- _PROBLEM DESCRIPTION_:
Locate each line with the string "Ljubljanica" in the listing below and copy it.

- _ENTRIES SHOWN_:

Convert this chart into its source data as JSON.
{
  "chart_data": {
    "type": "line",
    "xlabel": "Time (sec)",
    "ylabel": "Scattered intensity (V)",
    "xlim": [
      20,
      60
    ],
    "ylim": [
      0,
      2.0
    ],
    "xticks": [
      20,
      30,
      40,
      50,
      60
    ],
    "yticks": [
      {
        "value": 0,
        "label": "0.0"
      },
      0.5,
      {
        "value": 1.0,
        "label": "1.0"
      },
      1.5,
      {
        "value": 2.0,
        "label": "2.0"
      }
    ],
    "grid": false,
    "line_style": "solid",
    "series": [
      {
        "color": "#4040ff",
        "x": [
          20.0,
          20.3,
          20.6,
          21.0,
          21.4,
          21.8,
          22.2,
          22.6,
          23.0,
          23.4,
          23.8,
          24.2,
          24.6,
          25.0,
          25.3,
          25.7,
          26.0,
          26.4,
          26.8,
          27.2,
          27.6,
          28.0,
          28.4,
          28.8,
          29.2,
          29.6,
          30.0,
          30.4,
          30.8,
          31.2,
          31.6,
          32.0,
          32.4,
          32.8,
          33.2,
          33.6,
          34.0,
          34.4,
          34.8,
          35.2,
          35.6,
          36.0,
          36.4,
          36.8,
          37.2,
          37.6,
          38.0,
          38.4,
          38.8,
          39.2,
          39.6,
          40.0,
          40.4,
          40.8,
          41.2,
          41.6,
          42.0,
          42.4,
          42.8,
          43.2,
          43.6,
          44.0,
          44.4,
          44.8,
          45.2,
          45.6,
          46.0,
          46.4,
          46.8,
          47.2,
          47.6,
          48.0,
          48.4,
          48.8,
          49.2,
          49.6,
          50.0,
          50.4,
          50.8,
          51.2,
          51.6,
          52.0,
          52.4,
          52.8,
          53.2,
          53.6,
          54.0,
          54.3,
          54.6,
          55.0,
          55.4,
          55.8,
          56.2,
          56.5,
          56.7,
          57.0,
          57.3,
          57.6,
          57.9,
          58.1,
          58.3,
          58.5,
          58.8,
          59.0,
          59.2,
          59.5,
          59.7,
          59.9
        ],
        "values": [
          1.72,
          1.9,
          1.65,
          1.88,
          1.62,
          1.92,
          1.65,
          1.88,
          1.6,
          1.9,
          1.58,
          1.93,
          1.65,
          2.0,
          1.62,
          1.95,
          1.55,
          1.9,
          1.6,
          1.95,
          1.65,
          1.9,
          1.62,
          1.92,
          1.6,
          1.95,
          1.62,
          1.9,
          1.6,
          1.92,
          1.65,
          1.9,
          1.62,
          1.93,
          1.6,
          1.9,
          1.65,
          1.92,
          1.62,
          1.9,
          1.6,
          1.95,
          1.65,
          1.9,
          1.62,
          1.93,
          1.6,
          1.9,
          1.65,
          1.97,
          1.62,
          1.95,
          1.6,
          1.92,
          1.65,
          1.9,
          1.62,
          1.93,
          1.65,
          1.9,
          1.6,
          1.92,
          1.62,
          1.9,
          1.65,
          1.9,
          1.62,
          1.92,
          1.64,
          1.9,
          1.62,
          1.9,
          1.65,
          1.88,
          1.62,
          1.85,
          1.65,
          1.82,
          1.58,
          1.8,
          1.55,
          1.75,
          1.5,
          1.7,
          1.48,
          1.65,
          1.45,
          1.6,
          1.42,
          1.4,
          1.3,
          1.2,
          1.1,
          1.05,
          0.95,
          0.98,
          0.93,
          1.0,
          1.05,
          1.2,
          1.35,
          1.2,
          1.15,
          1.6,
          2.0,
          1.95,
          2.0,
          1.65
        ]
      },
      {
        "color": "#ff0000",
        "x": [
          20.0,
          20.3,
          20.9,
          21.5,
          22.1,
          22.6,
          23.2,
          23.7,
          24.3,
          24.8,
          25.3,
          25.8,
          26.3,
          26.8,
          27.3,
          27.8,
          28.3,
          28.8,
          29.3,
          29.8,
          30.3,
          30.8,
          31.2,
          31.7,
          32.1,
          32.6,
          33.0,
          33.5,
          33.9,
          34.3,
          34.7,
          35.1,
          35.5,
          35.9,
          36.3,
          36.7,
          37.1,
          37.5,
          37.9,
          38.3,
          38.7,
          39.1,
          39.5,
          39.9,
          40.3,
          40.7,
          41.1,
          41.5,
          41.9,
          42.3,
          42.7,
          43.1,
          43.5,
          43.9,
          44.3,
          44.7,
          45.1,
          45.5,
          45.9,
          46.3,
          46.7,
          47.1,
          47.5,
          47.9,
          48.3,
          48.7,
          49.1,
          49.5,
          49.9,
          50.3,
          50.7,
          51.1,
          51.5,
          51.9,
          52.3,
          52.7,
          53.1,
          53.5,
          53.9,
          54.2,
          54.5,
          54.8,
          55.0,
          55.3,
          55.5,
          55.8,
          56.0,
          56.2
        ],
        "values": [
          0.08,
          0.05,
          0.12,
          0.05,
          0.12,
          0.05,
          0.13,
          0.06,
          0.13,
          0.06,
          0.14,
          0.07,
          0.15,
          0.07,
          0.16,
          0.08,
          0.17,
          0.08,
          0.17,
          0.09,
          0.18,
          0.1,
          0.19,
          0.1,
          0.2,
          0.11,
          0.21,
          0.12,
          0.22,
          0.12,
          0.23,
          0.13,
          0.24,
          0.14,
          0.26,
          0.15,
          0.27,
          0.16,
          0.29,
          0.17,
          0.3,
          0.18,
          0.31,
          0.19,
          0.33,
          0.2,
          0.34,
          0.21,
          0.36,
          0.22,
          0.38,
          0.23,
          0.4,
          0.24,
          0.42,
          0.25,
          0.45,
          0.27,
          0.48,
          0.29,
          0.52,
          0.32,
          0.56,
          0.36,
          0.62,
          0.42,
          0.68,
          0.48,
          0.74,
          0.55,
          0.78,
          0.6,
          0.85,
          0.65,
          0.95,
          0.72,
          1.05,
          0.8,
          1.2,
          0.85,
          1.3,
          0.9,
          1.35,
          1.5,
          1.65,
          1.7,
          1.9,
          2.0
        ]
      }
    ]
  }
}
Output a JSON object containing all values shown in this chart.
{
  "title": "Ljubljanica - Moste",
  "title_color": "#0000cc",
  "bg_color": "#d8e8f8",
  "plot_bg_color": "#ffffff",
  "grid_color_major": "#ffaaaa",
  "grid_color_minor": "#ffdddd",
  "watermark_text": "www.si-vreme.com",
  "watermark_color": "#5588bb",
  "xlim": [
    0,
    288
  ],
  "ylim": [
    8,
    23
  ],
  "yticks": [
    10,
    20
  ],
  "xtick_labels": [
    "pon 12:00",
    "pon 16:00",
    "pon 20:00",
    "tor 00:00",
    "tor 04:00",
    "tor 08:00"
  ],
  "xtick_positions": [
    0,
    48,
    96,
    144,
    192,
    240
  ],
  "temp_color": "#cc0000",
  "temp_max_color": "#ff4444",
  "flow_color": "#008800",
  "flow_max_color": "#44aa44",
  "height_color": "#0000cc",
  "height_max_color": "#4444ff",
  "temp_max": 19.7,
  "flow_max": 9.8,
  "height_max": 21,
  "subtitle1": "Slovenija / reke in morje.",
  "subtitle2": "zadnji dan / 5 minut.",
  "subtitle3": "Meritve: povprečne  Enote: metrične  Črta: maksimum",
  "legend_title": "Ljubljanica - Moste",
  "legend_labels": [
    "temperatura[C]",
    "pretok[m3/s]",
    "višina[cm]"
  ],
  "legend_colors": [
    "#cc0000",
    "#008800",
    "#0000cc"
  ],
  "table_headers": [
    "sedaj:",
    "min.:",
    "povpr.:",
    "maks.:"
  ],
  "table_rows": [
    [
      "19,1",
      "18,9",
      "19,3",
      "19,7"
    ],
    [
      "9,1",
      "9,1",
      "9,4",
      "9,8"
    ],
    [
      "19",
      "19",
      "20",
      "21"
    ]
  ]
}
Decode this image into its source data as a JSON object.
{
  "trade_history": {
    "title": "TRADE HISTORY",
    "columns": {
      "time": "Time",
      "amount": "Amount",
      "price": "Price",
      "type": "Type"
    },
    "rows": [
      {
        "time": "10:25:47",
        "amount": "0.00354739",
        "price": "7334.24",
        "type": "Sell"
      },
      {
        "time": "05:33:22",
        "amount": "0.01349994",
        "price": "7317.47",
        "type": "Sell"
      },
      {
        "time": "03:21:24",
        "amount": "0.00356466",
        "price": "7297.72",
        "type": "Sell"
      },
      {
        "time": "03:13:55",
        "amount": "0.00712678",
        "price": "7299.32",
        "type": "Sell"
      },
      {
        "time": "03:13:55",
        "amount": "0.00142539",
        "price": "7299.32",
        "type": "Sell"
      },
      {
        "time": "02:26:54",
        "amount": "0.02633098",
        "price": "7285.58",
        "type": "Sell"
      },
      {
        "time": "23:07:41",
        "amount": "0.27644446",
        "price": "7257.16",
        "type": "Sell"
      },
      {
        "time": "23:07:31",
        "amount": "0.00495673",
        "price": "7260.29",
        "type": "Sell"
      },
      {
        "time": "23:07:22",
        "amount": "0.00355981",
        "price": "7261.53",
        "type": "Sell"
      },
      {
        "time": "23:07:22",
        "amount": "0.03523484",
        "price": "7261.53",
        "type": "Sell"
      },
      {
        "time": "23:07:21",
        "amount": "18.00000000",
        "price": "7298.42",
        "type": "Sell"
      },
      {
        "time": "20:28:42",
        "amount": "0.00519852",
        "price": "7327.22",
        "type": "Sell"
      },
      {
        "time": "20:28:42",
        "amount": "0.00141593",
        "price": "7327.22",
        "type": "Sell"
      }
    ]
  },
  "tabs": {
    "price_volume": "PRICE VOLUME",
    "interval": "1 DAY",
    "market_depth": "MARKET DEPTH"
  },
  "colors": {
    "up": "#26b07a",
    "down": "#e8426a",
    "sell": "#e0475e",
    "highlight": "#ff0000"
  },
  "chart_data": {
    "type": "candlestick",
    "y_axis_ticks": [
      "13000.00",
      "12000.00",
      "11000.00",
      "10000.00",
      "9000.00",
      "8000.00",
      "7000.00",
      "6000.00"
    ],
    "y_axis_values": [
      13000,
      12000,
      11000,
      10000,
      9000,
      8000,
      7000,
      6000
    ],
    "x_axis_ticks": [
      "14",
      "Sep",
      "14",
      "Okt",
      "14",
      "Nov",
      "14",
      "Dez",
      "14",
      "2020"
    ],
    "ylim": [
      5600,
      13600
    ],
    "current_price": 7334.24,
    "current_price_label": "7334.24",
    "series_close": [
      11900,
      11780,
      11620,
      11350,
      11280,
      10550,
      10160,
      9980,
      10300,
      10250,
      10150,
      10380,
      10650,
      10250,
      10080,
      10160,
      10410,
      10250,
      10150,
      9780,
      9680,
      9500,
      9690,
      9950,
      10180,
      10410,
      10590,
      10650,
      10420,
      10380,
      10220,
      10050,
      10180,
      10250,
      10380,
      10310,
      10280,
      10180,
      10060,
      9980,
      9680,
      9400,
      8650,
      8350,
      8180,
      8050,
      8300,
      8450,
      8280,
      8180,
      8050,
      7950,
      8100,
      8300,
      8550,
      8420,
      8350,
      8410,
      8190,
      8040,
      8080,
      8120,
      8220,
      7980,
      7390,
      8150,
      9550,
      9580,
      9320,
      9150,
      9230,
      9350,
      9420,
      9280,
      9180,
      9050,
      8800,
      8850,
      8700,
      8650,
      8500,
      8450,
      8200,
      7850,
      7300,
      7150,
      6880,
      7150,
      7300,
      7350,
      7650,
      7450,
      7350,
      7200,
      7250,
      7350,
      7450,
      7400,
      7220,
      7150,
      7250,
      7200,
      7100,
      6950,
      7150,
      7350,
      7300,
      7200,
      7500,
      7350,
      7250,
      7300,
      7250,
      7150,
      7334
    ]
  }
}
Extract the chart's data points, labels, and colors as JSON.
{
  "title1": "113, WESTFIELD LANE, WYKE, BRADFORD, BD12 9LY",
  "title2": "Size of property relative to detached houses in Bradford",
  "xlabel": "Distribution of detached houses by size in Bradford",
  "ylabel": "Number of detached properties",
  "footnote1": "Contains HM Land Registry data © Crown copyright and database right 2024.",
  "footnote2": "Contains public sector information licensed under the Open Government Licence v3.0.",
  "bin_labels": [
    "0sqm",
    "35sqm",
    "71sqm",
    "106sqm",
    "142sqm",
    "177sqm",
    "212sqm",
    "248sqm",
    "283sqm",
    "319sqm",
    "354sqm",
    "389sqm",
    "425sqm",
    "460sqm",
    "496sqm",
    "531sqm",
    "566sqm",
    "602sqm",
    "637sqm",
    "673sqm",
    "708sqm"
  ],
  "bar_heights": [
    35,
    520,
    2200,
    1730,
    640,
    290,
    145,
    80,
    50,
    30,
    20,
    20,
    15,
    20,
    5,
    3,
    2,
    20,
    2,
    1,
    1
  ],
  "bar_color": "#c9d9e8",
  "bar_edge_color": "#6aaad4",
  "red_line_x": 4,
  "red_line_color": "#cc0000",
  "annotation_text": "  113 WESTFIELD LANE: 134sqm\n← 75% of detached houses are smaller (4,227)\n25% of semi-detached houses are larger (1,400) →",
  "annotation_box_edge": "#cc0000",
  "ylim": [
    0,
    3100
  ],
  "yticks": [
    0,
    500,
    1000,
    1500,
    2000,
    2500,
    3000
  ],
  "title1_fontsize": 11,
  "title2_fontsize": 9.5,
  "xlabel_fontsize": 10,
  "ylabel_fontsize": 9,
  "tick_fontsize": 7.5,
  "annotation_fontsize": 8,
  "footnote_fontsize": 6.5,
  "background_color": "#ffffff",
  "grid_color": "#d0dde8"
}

- _TASK OUTPUT_:
  "title": "Ljubljanica - Moste",
  "legend_title": "Ljubljanica - Moste",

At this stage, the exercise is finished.